* **Short task**: Give the listing again in full, exactly as written.

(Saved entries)
▼

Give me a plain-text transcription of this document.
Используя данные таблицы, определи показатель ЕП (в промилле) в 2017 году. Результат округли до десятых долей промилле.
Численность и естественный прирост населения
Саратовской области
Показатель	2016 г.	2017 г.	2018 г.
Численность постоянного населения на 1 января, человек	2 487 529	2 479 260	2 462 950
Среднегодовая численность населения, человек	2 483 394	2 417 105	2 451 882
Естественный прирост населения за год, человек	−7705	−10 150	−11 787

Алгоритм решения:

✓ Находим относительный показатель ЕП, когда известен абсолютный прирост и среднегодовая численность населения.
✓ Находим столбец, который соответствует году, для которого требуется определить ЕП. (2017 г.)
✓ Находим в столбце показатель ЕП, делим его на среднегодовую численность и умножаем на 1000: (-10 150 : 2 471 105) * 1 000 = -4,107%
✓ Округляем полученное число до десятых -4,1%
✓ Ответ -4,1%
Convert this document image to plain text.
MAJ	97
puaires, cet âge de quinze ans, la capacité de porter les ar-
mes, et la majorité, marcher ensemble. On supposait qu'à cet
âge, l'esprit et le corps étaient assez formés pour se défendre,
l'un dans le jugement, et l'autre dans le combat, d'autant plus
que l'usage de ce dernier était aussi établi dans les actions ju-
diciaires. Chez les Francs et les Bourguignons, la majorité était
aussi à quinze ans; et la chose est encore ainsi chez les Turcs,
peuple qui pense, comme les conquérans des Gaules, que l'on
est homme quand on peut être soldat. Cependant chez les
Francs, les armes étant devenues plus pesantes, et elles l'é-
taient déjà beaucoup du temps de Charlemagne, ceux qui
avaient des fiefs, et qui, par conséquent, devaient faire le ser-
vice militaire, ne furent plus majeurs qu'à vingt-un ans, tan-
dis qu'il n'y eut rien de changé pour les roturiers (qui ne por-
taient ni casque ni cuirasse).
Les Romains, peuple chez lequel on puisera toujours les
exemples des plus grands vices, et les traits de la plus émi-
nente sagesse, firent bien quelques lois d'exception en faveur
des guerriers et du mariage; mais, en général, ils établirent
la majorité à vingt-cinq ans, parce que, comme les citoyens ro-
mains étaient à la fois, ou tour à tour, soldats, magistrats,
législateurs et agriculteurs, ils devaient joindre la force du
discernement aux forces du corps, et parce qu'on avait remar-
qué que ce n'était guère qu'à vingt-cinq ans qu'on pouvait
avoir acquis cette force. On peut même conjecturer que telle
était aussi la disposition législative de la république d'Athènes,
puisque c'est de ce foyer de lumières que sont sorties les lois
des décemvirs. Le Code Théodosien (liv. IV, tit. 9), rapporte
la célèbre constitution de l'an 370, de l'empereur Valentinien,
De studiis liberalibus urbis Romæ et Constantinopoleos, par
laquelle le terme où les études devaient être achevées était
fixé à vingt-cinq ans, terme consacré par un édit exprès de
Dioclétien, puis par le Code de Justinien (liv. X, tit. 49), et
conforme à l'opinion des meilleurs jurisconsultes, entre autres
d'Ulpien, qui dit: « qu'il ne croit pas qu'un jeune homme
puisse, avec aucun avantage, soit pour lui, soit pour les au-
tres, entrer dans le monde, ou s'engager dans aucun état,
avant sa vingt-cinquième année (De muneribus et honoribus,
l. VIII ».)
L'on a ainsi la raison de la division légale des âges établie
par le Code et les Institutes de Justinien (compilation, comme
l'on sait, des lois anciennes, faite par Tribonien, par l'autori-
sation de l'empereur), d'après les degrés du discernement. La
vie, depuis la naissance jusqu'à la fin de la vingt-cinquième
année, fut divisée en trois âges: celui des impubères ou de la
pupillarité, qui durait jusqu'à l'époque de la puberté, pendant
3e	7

▲

* **In response**:
Give me a plain-text transcription of this document.
Используя данные таблицы, определи показатель ЕП (в промилле) в 2017 году. Результат округли до десятых долей промилле.
Численность и естественный прирост населения
Саратовской области
Показатель	2016 г.	2017 г.	2018 г.
Численность постоянного населения на 1 января, человек	2 487 529	2 479 260	2 462 950
Среднегодовая численность населения, человек	2 483 394	2 417 105	2 451 882
Естественный прирост населения за год, человек	−7705	−10 150	−11 787

Алгоритм решения:

✓ Находим относительный показатель ЕП, когда известен абсолютный прирост и среднегодовая численность населения.
✓ Находим столбец, который соответствует году, для которого требуется определить ЕП. (2017 г.)
✓ Находим в столбце показатель ЕП, делим его на среднегодовую численность и умножаем на 1000: (-10 150 : 2 471 105) * 1 000 = -4,107%
✓ Округляем полученное число до десятых -4,1%
✓ Ответ -4,1%
Convert this document image to plain text.
MAJ	97
puaires, cet âge de quinze ans, la capacité de porter les ar-
mes, et la majorité, marcher ensemble. On supposait qu'à cet
âge, l'esprit et le corps étaient assez formés pour se défendre,
l'un dans le jugement, et l'autre dans le combat, d'autant plus
que l'usage de ce dernier était aussi établi dans les actions ju-
diciaires. Chez les Francs et les Bourguignons, la majorité était
aussi à quinze ans; et la chose est encore ainsi chez les Turcs,
peuple qui pense, comme les conquérans des Gaules, que l'on
est homme quand on peut être soldat. Cependant chez les
Francs, les armes étant devenues plus pesantes, et elles l'é-
taient déjà beaucoup du temps de Charlemagne, ceux qui
avaient des fiefs, et qui, par conséquent, devaient faire le ser-
vice militaire, ne furent plus majeurs qu'à vingt-un ans, tan-
dis qu'il n'y eut rien de changé pour les roturiers (qui ne por-
taient ni casque ni cuirasse).
Les Romains, peuple chez lequel on puisera toujours les
exemples des plus grands vices, et les traits de la plus émi-
nente sagesse, firent bien quelques lois d'exception en faveur
des guerriers et du mariage; mais, en général, ils établirent
la majorité à vingt-cinq ans, parce que, comme les citoyens ro-
mains étaient à la fois, ou tour à tour, soldats, magistrats,
législateurs et agriculteurs, ils devaient joindre la force du
discernement aux forces du corps, et parce qu'on avait remar-
qué que ce n'était guère qu'à vingt-cinq ans qu'on pouvait
avoir acquis cette force. On peut même conjecturer que telle
était aussi la disposition législative de la république d'Athènes,
puisque c'est de ce foyer de lumières que sont sorties les lois
des décemvirs. Le Code Théodosien (liv. IV, tit. 9), rapporte
la célèbre constitution de l'an 370, de l'empereur Valentinien,
De studiis liberalibus urbis Romæ et Constantinopoleos, par
laquelle le terme où les études devaient être achevées était
fixé à vingt-cinq ans, terme consacré par un édit exprès de
Dioclétien, puis par le Code de Justinien (liv. X, tit. 49), et
conforme à l'opinion des meilleurs jurisconsultes, entre autres
d'Ulpien, qui dit: « qu'il ne croit pas qu'un jeune homme
puisse, avec aucun avantage, soit pour lui, soit pour les au-
tres, entrer dans le monde, ou s'engager dans aucun état,
avant sa vingt-cinquième année (De muneribus et honoribus,
l. VIII ».)
L'on a ainsi la raison de la division légale des âges établie
par le Code et les Institutes de Justinien (compilation, comme
l'on sait, des lois anciennes, faite par Tribonien, par l'autori-
sation de l'empereur), d'après les degrés du discernement. La
vie, depuis la naissance jusqu'à la fin de la vingt-cinquième
année, fut divisée en trois âges: celui des impubères ou de la
pupillarité, qui durait jusqu'à l'époque de la puberté, pendant
3e	7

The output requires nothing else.